What you will do
Comb through the entries for "Cash" and pull out each line that holds it.

Source data
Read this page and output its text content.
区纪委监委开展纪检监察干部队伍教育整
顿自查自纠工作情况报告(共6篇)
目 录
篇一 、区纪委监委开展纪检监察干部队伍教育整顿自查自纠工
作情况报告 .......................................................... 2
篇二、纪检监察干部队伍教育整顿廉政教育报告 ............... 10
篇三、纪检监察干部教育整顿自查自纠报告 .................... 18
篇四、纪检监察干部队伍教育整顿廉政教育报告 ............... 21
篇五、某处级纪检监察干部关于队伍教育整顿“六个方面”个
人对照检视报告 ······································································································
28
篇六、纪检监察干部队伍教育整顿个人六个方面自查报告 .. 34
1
---
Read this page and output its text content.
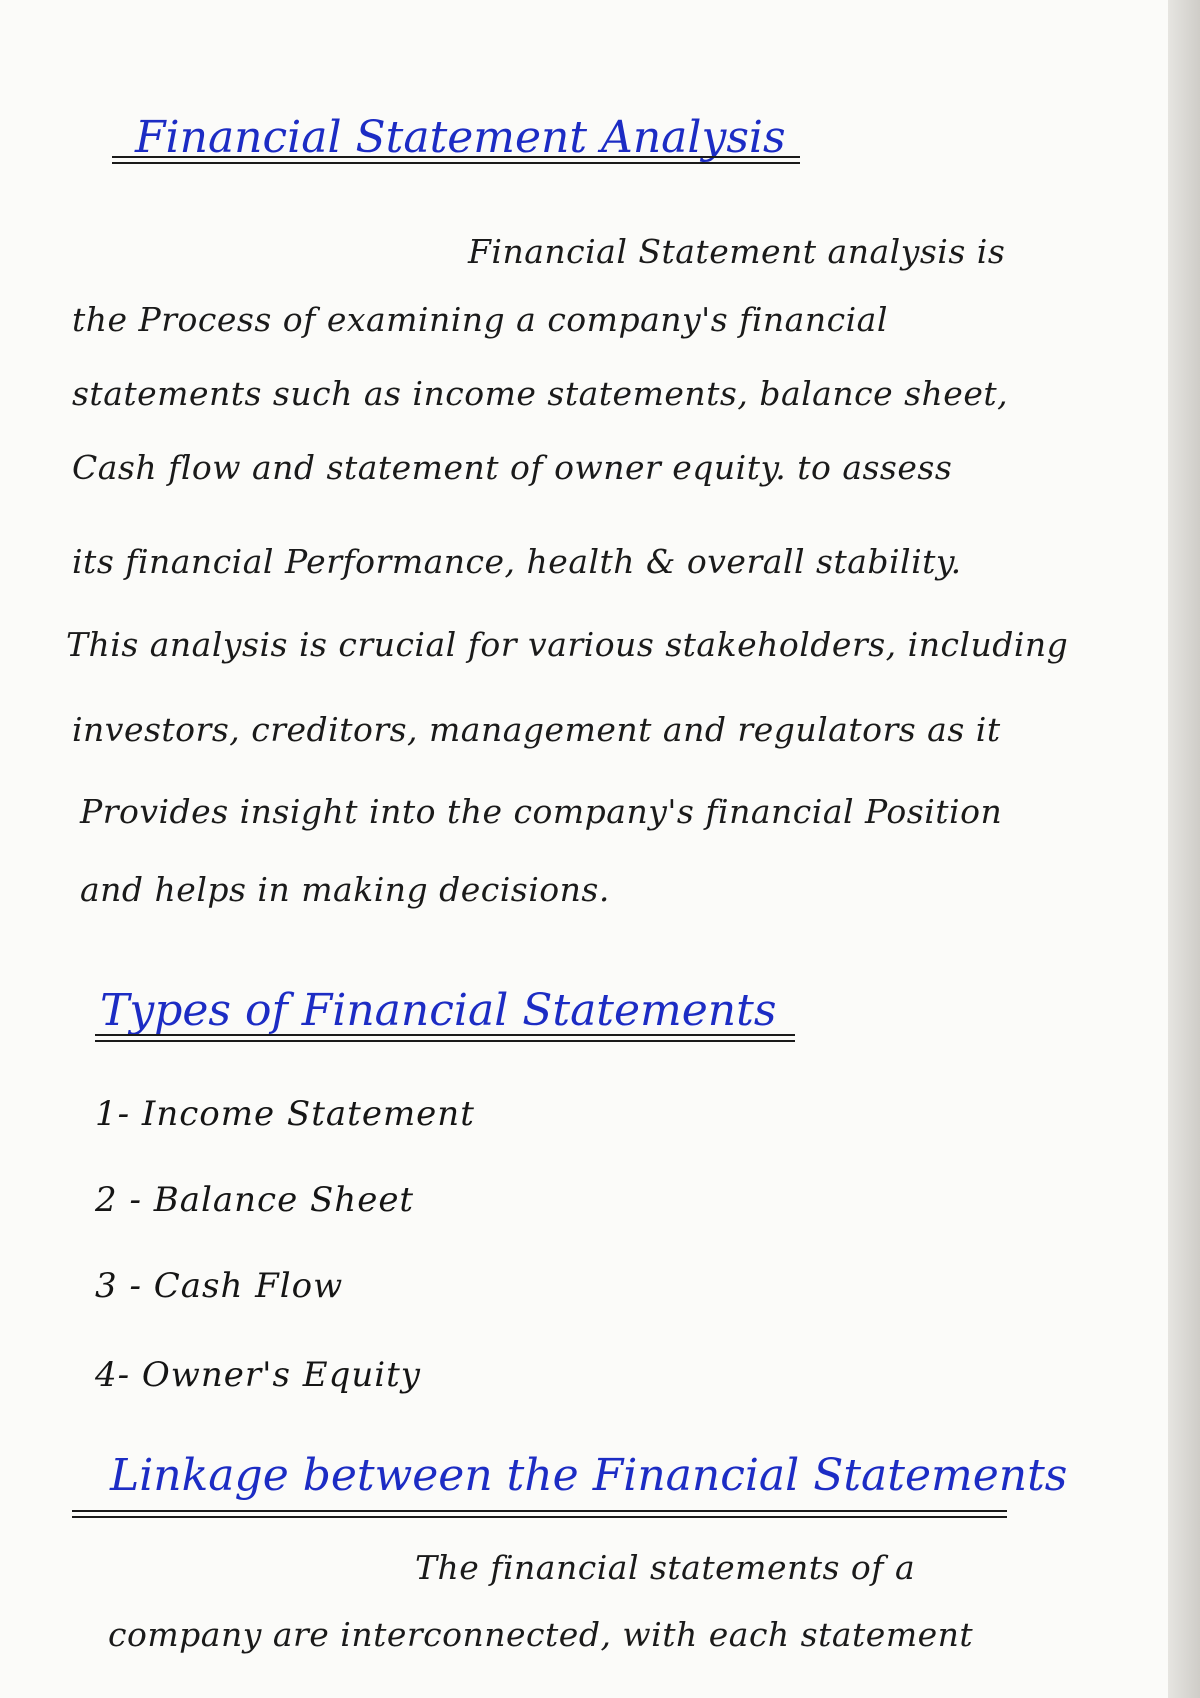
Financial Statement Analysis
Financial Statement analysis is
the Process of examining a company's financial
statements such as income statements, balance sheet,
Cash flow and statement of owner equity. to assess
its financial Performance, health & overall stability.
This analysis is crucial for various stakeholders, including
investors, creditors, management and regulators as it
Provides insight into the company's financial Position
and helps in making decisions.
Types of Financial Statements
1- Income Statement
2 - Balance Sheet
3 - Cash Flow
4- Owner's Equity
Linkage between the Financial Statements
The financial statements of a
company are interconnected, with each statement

The output
Cash flow and statement of owner equity. to assess
3 - Cash Flow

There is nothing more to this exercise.